Begin EXERCISE DATA
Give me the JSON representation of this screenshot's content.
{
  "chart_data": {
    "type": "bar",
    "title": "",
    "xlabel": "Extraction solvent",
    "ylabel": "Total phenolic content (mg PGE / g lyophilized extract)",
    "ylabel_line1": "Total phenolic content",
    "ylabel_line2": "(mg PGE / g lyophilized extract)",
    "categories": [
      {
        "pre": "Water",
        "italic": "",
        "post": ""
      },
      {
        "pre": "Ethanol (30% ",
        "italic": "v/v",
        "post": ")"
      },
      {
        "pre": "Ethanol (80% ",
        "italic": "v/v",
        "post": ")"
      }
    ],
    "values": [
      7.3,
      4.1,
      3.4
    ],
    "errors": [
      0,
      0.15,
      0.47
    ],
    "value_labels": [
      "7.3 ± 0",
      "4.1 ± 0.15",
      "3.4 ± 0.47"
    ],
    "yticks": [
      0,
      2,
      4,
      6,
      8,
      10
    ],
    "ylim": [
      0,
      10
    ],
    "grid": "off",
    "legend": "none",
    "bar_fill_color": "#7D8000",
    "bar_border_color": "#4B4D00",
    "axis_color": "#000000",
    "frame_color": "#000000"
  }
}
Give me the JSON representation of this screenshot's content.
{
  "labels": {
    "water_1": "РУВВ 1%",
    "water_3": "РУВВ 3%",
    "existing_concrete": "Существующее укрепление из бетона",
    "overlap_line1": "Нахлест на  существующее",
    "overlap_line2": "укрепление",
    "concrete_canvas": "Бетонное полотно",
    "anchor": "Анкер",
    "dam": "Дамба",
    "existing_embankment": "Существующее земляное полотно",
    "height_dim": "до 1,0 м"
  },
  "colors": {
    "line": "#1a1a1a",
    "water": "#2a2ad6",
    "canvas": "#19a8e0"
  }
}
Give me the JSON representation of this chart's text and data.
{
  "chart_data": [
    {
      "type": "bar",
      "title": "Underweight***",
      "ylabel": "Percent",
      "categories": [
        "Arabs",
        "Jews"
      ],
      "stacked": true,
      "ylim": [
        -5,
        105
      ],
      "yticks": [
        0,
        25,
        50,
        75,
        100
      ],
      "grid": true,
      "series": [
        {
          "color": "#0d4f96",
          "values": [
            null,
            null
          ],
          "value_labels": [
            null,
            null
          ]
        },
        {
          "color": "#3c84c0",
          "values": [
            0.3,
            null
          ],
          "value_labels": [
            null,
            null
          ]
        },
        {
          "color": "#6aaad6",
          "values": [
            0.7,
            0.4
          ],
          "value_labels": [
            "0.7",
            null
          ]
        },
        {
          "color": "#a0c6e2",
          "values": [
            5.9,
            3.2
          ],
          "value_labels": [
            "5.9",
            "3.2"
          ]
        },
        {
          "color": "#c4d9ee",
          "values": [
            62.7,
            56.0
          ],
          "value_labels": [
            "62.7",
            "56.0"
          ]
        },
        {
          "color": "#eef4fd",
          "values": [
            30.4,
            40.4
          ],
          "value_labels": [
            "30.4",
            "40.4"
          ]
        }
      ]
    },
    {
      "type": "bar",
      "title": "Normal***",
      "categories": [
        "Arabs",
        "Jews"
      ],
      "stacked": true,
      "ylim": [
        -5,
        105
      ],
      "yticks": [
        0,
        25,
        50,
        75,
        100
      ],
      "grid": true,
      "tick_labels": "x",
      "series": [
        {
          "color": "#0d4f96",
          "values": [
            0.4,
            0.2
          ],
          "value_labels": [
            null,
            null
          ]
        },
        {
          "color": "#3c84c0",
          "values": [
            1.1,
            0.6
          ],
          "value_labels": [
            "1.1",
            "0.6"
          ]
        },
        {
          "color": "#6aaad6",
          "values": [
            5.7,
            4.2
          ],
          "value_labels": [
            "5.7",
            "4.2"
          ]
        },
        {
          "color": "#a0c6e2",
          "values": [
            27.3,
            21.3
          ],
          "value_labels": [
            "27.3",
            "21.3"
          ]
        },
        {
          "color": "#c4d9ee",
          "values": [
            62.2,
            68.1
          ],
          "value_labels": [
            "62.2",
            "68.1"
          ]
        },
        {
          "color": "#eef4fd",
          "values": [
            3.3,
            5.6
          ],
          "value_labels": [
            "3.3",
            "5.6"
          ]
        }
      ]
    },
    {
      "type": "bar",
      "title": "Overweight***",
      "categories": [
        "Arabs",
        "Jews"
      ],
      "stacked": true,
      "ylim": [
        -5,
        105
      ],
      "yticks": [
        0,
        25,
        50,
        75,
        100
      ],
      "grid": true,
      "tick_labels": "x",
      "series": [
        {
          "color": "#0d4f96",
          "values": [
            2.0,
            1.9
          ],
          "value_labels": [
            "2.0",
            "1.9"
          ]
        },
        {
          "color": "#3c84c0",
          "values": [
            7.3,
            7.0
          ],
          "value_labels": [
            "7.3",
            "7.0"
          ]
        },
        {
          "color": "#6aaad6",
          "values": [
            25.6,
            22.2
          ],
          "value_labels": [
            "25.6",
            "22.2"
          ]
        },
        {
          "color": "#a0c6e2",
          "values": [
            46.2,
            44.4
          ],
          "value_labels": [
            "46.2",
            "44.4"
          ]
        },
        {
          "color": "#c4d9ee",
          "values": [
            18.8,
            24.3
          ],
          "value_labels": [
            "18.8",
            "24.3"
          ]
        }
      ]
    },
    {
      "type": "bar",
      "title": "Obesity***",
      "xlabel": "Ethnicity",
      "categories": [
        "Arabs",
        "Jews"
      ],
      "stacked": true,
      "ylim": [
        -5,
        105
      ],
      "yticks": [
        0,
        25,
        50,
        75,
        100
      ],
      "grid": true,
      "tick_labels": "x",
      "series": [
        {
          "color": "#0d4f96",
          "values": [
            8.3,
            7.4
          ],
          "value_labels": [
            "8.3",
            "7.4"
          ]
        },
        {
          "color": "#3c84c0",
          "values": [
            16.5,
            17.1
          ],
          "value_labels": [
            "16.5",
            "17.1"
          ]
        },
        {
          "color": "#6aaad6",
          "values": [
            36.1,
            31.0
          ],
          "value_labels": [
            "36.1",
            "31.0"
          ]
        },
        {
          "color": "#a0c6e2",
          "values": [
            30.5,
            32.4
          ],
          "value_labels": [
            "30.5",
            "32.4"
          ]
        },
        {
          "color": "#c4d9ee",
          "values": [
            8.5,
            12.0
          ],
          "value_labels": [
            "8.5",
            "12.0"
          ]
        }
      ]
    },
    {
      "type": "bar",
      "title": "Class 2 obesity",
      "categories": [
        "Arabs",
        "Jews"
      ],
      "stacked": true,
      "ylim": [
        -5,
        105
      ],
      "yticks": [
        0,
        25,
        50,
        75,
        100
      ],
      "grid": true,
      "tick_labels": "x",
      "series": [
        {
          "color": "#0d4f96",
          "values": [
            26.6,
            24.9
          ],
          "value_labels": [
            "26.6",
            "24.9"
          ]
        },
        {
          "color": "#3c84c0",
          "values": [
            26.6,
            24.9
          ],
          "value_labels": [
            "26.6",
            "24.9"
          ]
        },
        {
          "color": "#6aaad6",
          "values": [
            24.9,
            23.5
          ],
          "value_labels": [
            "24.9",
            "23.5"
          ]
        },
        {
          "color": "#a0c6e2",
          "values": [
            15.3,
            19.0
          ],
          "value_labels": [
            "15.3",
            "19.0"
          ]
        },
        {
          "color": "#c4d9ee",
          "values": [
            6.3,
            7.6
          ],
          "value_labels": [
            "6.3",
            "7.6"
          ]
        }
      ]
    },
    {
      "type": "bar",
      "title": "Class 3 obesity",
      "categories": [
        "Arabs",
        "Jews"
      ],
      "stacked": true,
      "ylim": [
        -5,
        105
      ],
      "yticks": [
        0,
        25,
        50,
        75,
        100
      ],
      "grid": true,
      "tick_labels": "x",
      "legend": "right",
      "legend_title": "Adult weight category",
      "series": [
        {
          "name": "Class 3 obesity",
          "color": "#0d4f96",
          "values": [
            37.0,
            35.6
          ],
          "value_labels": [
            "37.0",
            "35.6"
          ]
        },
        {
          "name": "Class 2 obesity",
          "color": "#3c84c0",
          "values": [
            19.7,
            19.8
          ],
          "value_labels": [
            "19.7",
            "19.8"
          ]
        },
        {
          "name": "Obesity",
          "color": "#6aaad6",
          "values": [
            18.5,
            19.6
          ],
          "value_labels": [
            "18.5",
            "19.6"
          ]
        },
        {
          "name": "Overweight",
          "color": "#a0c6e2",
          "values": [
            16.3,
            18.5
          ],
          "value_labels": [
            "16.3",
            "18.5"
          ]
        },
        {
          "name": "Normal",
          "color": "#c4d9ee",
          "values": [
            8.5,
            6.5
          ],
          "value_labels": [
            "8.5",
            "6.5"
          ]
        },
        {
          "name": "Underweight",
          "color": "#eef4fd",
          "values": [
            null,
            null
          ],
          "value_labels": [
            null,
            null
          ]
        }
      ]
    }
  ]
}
End EXERCISE DATA
GIVEN EXERCISE. Find all lines with "Class" in them and copy each one.

ANSWER TO THIS TASK.
      "title": "Class 2 obesity",
      "title": "Class 3 obesity",
          "name": "Class 3 obesity",
          "name": "Class 2 obesity",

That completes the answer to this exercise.